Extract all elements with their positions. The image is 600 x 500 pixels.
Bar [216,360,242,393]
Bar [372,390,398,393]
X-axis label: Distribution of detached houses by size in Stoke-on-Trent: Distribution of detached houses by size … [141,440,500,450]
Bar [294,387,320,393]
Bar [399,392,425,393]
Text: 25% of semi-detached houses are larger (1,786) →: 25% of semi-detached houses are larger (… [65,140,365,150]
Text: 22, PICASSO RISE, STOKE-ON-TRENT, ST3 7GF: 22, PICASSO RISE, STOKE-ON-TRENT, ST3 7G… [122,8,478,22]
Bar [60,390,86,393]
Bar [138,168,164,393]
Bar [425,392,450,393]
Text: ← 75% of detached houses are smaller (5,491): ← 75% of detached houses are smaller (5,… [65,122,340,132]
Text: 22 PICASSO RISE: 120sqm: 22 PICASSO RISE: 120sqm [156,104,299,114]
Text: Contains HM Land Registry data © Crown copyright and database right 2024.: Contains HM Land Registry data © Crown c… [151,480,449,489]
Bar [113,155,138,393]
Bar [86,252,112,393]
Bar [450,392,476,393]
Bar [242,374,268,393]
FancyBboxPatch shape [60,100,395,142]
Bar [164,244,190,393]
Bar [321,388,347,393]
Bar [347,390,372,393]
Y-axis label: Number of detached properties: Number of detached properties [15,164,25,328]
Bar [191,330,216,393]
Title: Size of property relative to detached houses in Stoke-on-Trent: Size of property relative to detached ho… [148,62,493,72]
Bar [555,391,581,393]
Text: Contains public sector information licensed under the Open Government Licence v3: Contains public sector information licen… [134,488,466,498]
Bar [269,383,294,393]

» Given instruction: Write out the lines above exactly as they appear, from the first line through the line that contains "Text: 22 PICASSO", including both of those lines.

» Finished task:
Extract all elements with their positions. The image is 600 x 500 pixels.
Bar [216,360,242,393]
Bar [372,390,398,393]
X-axis label: Distribution of detached houses by size in Stoke-on-Trent: Distribution of detached houses by size … [141,440,500,450]
Bar [294,387,320,393]
Bar [399,392,425,393]
Text: 25% of semi-detached houses are larger (1,786) →: 25% of semi-detached houses are larger (… [65,140,365,150]
Text: 22, PICASSO RISE, STOKE-ON-TRENT, ST3 7GF: 22, PICASSO RISE, STOKE-ON-TRENT, ST3 7G… [122,8,478,22]
Bar [60,390,86,393]
Bar [138,168,164,393]
Bar [425,392,450,393]
Text: ← 75% of detached houses are smaller (5,491): ← 75% of detached houses are smaller (5,… [65,122,340,132]
Text: 22 PICASSO RISE: 120sqm: 22 PICASSO RISE: 120sqm [156,104,299,114]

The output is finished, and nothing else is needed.